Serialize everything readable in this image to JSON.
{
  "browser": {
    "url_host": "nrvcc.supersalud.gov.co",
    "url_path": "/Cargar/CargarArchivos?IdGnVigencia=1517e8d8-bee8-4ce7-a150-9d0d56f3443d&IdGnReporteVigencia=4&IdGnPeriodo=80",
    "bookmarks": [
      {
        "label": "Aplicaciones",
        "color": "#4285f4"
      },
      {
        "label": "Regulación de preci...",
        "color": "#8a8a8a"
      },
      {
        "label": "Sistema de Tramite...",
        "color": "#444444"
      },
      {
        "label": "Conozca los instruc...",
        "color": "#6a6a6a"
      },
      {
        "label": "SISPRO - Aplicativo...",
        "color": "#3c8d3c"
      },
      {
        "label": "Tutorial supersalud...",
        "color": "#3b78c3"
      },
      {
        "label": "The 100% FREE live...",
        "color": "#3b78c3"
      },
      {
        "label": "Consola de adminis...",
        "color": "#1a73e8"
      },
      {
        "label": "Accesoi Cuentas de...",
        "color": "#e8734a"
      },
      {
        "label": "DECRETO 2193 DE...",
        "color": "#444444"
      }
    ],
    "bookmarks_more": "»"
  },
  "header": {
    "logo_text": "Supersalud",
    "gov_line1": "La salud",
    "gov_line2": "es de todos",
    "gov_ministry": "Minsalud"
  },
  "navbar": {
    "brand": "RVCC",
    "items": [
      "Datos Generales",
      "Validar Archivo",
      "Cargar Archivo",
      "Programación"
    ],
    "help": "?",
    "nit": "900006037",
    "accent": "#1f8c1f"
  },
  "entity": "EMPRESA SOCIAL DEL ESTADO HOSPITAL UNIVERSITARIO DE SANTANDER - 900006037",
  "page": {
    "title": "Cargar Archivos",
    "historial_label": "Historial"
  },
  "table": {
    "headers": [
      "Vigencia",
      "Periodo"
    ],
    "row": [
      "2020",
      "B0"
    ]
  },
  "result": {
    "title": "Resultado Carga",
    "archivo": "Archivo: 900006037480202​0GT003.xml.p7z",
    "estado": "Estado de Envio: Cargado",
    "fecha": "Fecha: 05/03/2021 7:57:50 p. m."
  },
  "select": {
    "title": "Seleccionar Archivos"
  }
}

---

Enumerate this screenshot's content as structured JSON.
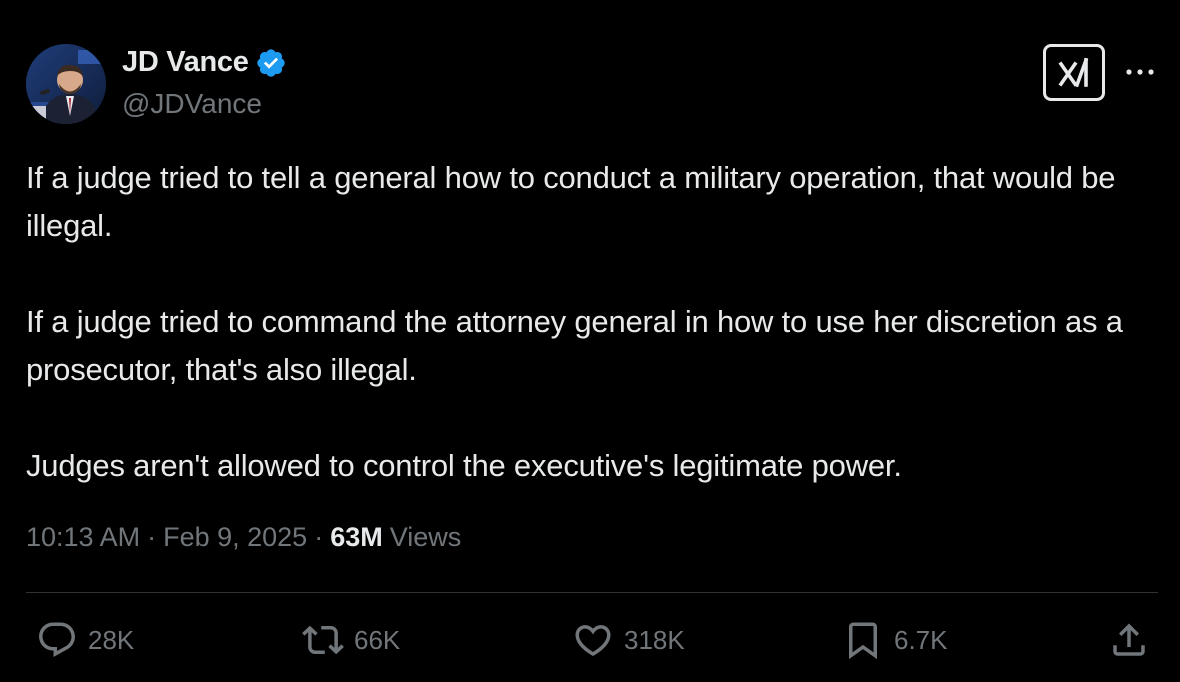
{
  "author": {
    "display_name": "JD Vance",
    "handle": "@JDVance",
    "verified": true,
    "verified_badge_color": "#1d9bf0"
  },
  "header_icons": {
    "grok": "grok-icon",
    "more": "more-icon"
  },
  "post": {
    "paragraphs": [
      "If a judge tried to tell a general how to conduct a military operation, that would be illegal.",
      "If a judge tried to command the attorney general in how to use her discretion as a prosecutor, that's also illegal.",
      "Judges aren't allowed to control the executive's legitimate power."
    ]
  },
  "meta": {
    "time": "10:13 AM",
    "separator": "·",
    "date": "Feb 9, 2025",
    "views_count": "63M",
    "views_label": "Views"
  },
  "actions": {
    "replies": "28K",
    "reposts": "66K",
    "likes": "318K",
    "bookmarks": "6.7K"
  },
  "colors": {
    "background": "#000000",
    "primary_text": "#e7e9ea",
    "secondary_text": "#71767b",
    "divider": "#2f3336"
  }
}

_Work to complete_
Only the number should be given: how many lines of the data contain the word "title"?

_Solution below_
3